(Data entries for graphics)

start

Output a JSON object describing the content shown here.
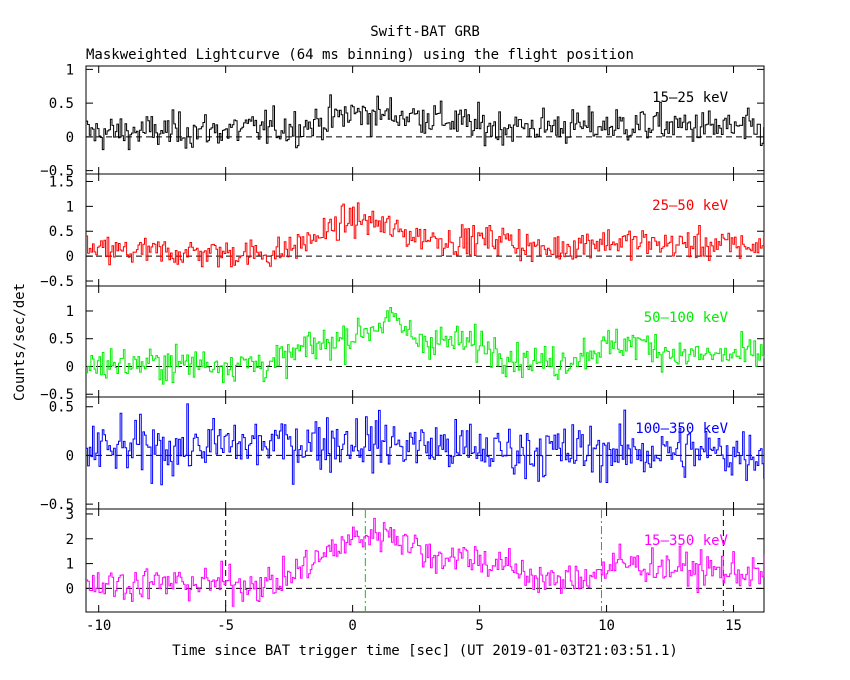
{
  "chart_data": {
    "type": "line",
    "title": "Swift-BAT GRB",
    "subtitle": "Maskweighted Lightcurve (64 ms binning) using the flight position",
    "xlabel": "Time since BAT trigger time [sec] (UT 2019-01-03T21:03:51.1)",
    "ylabel": "Counts/sec/det",
    "xlim": [
      -10.5,
      16.2
    ],
    "x_ticks": [
      "-10",
      "-5",
      "0",
      "5",
      "10",
      "15"
    ],
    "x_tick_values": [
      -10,
      -5,
      0,
      5,
      10,
      15
    ],
    "bin_width": 0.064,
    "grid": false,
    "panels": [
      {
        "name": "15-25 keV",
        "label": "15–25 keV",
        "color": "#000000",
        "ylim": [
          -0.55,
          1.05
        ],
        "y_ticks": [
          "−0.5",
          "0",
          "0.5",
          "1"
        ],
        "y_tick_values": [
          -0.5,
          0,
          0.5,
          1
        ],
        "noise": 0.13,
        "profile": [
          [
            -10.5,
            0.06
          ],
          [
            -5,
            0.1
          ],
          [
            -2,
            0.15
          ],
          [
            0,
            0.35
          ],
          [
            3,
            0.3
          ],
          [
            5,
            0.15
          ],
          [
            9,
            0.15
          ],
          [
            12,
            0.18
          ],
          [
            16.2,
            0.1
          ]
        ]
      },
      {
        "name": "25-50 keV",
        "label": "25–50 keV",
        "color": "#ff0000",
        "ylim": [
          -0.6,
          1.65
        ],
        "y_ticks": [
          "−0.5",
          "0",
          "0.5",
          "1",
          "1.5"
        ],
        "y_tick_values": [
          -0.5,
          0,
          0.5,
          1,
          1.5
        ],
        "noise": 0.15,
        "profile": [
          [
            -10.5,
            0.1
          ],
          [
            -3,
            0.05
          ],
          [
            -2,
            0.25
          ],
          [
            0,
            0.75
          ],
          [
            1,
            0.65
          ],
          [
            2,
            0.45
          ],
          [
            4,
            0.3
          ],
          [
            6,
            0.35
          ],
          [
            7.5,
            0.1
          ],
          [
            9.5,
            0.3
          ],
          [
            12,
            0.25
          ],
          [
            16.2,
            0.2
          ]
        ]
      },
      {
        "name": "50-100 keV",
        "label": "50–100 keV",
        "color": "#00ee00",
        "ylim": [
          -0.55,
          1.45
        ],
        "y_ticks": [
          "−0.5",
          "0",
          "0.5",
          "1"
        ],
        "y_tick_values": [
          -0.5,
          0,
          0.5,
          1
        ],
        "noise": 0.15,
        "profile": [
          [
            -10.5,
            0.05
          ],
          [
            -3,
            0.05
          ],
          [
            -2,
            0.3
          ],
          [
            0,
            0.55
          ],
          [
            1.5,
            0.85
          ],
          [
            2.5,
            0.5
          ],
          [
            5,
            0.4
          ],
          [
            6.5,
            0.15
          ],
          [
            8,
            0.05
          ],
          [
            9.5,
            0.3
          ],
          [
            11,
            0.45
          ],
          [
            13,
            0.2
          ],
          [
            16.2,
            0.2
          ]
        ]
      },
      {
        "name": "100-350 keV",
        "label": "100–350 keV",
        "color": "#0000ff",
        "ylim": [
          -0.55,
          0.6
        ],
        "y_ticks": [
          "−0.5",
          "0",
          "0.5"
        ],
        "y_tick_values": [
          -0.5,
          0,
          0.5
        ],
        "noise": 0.14,
        "profile": [
          [
            -10.5,
            0.05
          ],
          [
            0,
            0.15
          ],
          [
            3,
            0.1
          ],
          [
            5,
            0.05
          ],
          [
            16.2,
            0.03
          ]
        ]
      },
      {
        "name": "15-350 keV",
        "label": "15–350 keV",
        "color": "#ff00ff",
        "ylim": [
          -0.95,
          3.2
        ],
        "y_ticks": [
          "0",
          "1",
          "2",
          "3"
        ],
        "y_tick_values": [
          0,
          1,
          2,
          3
        ],
        "noise": 0.35,
        "profile": [
          [
            -10.5,
            0.2
          ],
          [
            -3,
            0.2
          ],
          [
            -2,
            0.8
          ],
          [
            0,
            2.0
          ],
          [
            1.5,
            2.3
          ],
          [
            3,
            1.3
          ],
          [
            4.5,
            1.3
          ],
          [
            6,
            0.9
          ],
          [
            8,
            0.2
          ],
          [
            9.5,
            0.6
          ],
          [
            10.5,
            1.0
          ],
          [
            13,
            0.8
          ],
          [
            16.2,
            0.6
          ]
        ],
        "markers": [
          {
            "x": -5.0,
            "color": "#000000",
            "style": "dashed"
          },
          {
            "x": 0.5,
            "color": "#00cc00",
            "style": "dashdot"
          },
          {
            "x": 9.8,
            "color": "#00cc00",
            "style": "dashdot"
          },
          {
            "x": 14.6,
            "color": "#000000",
            "style": "dashed"
          }
        ]
      }
    ]
  }
}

end

■ **Aim of the task**
Each line that holds the word "noise" is to be copied.

■ **Written response**
        "noise": 0.13,
        "noise": 0.15,
        "noise": 0.15,
        "noise": 0.14,
        "noise": 0.35,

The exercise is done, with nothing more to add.